• _GIVEN REQUEST_: Give back the full material, exactly as it reads.

Structured figure records:
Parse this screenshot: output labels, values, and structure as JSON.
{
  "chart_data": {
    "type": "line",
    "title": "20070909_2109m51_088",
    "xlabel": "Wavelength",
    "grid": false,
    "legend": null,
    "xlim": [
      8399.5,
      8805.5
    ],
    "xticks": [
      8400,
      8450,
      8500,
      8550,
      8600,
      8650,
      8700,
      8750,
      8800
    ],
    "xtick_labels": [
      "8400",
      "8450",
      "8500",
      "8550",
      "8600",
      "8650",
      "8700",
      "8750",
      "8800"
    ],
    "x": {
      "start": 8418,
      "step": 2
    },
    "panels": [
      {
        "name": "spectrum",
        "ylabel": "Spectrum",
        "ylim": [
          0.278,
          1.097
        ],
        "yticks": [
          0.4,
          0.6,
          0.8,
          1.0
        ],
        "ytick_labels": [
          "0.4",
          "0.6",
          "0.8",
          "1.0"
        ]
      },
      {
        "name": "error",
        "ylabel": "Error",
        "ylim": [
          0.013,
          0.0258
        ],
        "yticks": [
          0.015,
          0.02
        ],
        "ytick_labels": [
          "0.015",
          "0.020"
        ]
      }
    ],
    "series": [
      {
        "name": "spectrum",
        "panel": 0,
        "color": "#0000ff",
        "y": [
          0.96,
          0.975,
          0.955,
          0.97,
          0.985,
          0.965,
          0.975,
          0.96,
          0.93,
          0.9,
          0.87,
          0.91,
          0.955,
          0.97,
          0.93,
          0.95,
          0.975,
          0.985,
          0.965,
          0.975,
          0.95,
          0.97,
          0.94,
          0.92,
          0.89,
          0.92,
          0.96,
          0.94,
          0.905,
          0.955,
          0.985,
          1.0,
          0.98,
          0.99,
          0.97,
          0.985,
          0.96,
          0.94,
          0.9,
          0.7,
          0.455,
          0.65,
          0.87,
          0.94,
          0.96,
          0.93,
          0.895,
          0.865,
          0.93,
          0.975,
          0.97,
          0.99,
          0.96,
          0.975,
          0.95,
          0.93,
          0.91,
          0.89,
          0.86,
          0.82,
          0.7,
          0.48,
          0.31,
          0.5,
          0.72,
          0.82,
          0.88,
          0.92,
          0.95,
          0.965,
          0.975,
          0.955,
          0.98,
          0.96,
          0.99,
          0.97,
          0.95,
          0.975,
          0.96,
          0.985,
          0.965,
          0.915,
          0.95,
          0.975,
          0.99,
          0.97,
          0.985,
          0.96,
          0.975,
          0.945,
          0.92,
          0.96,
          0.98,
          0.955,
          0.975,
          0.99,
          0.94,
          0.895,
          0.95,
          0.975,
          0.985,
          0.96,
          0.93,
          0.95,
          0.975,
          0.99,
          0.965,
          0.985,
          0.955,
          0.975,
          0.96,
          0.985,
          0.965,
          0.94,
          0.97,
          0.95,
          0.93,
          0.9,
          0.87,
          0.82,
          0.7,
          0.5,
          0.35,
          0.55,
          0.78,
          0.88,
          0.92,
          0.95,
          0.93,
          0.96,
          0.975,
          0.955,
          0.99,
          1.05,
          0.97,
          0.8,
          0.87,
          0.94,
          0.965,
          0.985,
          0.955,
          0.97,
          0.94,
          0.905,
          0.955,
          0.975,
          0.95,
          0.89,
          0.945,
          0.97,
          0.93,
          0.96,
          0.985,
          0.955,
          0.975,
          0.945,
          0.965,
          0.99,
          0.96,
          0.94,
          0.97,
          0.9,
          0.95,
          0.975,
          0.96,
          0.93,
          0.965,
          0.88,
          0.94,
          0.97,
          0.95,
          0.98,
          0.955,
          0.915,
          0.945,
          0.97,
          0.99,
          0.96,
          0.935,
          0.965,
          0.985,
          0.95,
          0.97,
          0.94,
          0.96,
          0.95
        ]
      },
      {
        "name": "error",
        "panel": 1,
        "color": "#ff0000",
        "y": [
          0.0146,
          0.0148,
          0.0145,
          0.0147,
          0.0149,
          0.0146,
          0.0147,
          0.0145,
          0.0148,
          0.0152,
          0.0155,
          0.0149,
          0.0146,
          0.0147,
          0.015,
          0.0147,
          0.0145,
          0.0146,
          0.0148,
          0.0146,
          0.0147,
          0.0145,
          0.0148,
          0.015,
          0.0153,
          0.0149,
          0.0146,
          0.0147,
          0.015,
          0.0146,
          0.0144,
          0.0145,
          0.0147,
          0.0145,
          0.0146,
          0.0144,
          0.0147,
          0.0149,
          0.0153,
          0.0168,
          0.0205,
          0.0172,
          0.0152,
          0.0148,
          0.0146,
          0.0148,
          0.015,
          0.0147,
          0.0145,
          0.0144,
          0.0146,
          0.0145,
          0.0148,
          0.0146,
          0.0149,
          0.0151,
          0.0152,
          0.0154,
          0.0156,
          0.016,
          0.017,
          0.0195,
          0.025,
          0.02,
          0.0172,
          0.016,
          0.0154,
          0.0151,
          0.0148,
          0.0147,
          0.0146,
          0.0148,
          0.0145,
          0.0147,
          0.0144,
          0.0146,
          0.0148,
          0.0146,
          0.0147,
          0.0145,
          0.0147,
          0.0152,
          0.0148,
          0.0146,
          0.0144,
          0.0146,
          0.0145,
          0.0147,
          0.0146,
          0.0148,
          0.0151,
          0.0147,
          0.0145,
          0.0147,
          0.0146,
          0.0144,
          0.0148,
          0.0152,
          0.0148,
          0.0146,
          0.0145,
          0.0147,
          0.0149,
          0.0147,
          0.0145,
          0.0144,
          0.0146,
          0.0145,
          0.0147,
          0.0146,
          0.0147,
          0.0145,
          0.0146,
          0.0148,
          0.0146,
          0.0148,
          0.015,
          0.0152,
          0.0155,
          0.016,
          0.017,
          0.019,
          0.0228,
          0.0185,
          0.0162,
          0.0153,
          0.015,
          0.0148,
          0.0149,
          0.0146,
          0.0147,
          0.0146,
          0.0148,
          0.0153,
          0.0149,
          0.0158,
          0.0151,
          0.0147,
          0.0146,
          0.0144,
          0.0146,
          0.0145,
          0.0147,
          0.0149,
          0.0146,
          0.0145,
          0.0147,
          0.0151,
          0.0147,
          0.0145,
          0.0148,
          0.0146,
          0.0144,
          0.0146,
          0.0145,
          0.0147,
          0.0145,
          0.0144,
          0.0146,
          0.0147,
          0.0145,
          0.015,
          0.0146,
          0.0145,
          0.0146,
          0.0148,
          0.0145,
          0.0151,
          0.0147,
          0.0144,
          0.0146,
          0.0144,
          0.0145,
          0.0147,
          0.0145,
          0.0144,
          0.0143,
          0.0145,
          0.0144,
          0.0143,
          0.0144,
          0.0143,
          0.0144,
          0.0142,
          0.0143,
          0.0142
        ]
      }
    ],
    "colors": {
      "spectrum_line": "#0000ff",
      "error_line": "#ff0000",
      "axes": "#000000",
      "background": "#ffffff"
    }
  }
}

• _REPLY_:
Parse this screenshot: output labels, values, and structure as JSON.
{
  "chart_data": {
    "type": "line",
    "title": "20070909_2109m51_088",
    "xlabel": "Wavelength",
    "grid": false,
    "legend": null,
    "xlim": [
      8399.5,
      8805.5
    ],
    "xticks": [
      8400,
      8450,
      8500,
      8550,
      8600,
      8650,
      8700,
      8750,
      8800
    ],
    "xtick_labels": [
      "8400",
      "8450",
      "8500",
      "8550",
      "8600",
      "8650",
      "8700",
      "8750",
      "8800"
    ],
    "x": {
      "start": 8418,
      "step": 2
    },
    "panels": [
      {
        "name": "spectrum",
        "ylabel": "Spectrum",
        "ylim": [
          0.278,
          1.097
        ],
        "yticks": [
          0.4,
          0.6,
          0.8,
          1.0
        ],
        "ytick_labels": [
          "0.4",
          "0.6",
          "0.8",
          "1.0"
        ]
      },
      {
        "name": "error",
        "ylabel": "Error",
        "ylim": [
          0.013,
          0.0258
        ],
        "yticks": [
          0.015,
          0.02
        ],
        "ytick_labels": [
          "0.015",
          "0.020"
        ]
      }
    ],
    "series": [
      {
        "name": "spectrum",
        "panel": 0,
        "color": "#0000ff",
        "y": [
          0.96,
          0.975,
          0.955,
          0.97,
          0.985,
          0.965,
          0.975,
          0.96,
          0.93,
          0.9,
          0.87,
          0.91,
          0.955,
          0.97,
          0.93,
          0.95,
          0.975,
          0.985,
          0.965,
          0.975,
          0.95,
          0.97,
          0.94,
          0.92,
          0.89,
          0.92,
          0.96,
          0.94,
          0.905,
          0.955,
          0.985,
          1.0,
          0.98,
          0.99,
          0.97,
          0.985,
          0.96,
          0.94,
          0.9,
          0.7,
          0.455,
          0.65,
          0.87,
          0.94,
          0.96,
          0.93,
          0.895,
          0.865,
          0.93,
          0.975,
          0.97,
          0.99,
          0.96,
          0.975,
          0.95,
          0.93,
          0.91,
          0.89,
          0.86,
          0.82,
          0.7,
          0.48,
          0.31,
          0.5,
          0.72,
          0.82,
          0.88,
          0.92,
          0.95,
          0.965,
          0.975,
          0.955,
          0.98,
          0.96,
          0.99,
          0.97,
          0.95,
          0.975,
          0.96,
          0.985,
          0.965,
          0.915,
          0.95,
          0.975,
          0.99,
          0.97,
          0.985,
          0.96,
          0.975,
          0.945,
          0.92,
          0.96,
          0.98,
          0.955,
          0.975,
          0.99,
          0.94,
          0.895,
          0.95,
          0.975,
          0.985,
          0.96,
          0.93,
          0.95,
          0.975,
          0.99,
          0.965,
          0.985,
          0.955,
          0.975,
          0.96,
          0.985,
          0.965,
          0.94,
          0.97,
          0.95,
          0.93,
          0.9,
          0.87,
          0.82,
          0.7,
          0.5,
          0.35,
          0.55,
          0.78,
          0.88,
          0.92,
          0.95,
          0.93,
          0.96,
          0.975,
          0.955,
          0.99,
          1.05,
          0.97,
          0.8,
          0.87,
          0.94,
          0.965,
          0.985,
          0.955,
          0.97,
          0.94,
          0.905,
          0.955,
          0.975,
          0.95,
          0.89,
          0.945,
          0.97,
          0.93,
          0.96,
          0.985,
          0.955,
          0.975,
          0.945,
          0.965,
          0.99,
          0.96,
          0.94,
          0.97,
          0.9,
          0.95,
          0.975,
          0.96,
          0.93,
          0.965,
          0.88,
          0.94,
          0.97,
          0.95,
          0.98,
          0.955,
          0.915,
          0.945,
          0.97,
          0.99,
          0.96,
          0.935,
          0.965,
          0.985,
          0.95,
          0.97,
          0.94,
          0.96,
          0.95
        ]
      },
      {
        "name": "error",
        "panel": 1,
        "color": "#ff0000",
        "y": [
          0.0146,
          0.0148,
          0.0145,
          0.0147,
          0.0149,
          0.0146,
          0.0147,
          0.0145,
          0.0148,
          0.0152,
          0.0155,
          0.0149,
          0.0146,
          0.0147,
          0.015,
          0.0147,
          0.0145,
          0.0146,
          0.0148,
          0.0146,
          0.0147,
          0.0145,
          0.0148,
          0.015,
          0.0153,
          0.0149,
          0.0146,
          0.0147,
          0.015,
          0.0146,
          0.0144,
          0.0145,
          0.0147,
          0.0145,
          0.0146,
          0.0144,
          0.0147,
          0.0149,
          0.0153,
          0.0168,
          0.0205,
          0.0172,
          0.0152,
          0.0148,
          0.0146,
          0.0148,
          0.015,
          0.0147,
          0.0145,
          0.0144,
          0.0146,
          0.0145,
          0.0148,
          0.0146,
          0.0149,
          0.0151,
          0.0152,
          0.0154,
          0.0156,
          0.016,
          0.017,
          0.0195,
          0.025,
          0.02,
          0.0172,
          0.016,
          0.0154,
          0.0151,
          0.0148,
          0.0147,
          0.0146,
          0.0148,
          0.0145,
          0.0147,
          0.0144,
          0.0146,
          0.0148,
          0.0146,
          0.0147,
          0.0145,
          0.0147,
          0.0152,
          0.0148,
          0.0146,
          0.0144,
          0.0146,
          0.0145,
          0.0147,
          0.0146,
          0.0148,
          0.0151,
          0.0147,
          0.0145,
          0.0147,
          0.0146,
          0.0144,
          0.0148,
          0.0152,
          0.0148,
          0.0146,
          0.0145,
          0.0147,
          0.0149,
          0.0147,
          0.0145,
          0.0144,
          0.0146,
          0.0145,
          0.0147,
          0.0146,
          0.0147,
          0.0145,
          0.0146,
          0.0148,
          0.0146,
          0.0148,
          0.015,
          0.0152,
          0.0155,
          0.016,
          0.017,
          0.019,
          0.0228,
          0.0185,
          0.0162,
          0.0153,
          0.015,
          0.0148,
          0.0149,
          0.0146,
          0.0147,
          0.0146,
          0.0148,
          0.0153,
          0.0149,
          0.0158,
          0.0151,
          0.0147,
          0.0146,
          0.0144,
          0.0146,
          0.0145,
          0.0147,
          0.0149,
          0.0146,
          0.0145,
          0.0147,
          0.0151,
          0.0147,
          0.0145,
          0.0148,
          0.0146,
          0.0144,
          0.0146,
          0.0145,
          0.0147,
          0.0145,
          0.0144,
          0.0146,
          0.0147,
          0.0145,
          0.015,
          0.0146,
          0.0145,
          0.0146,
          0.0148,
          0.0145,
          0.0151,
          0.0147,
          0.0144,
          0.0146,
          0.0144,
          0.0145,
          0.0147,
          0.0145,
          0.0144,
          0.0143,
          0.0145,
          0.0144,
          0.0143,
          0.0144,
          0.0143,
          0.0144,
          0.0142,
          0.0143,
          0.0142
        ]
      }
    ],
    "colors": {
      "spectrum_line": "#0000ff",
      "error_line": "#ff0000",
      "axes": "#000000",
      "background": "#ffffff"
    }
  }
}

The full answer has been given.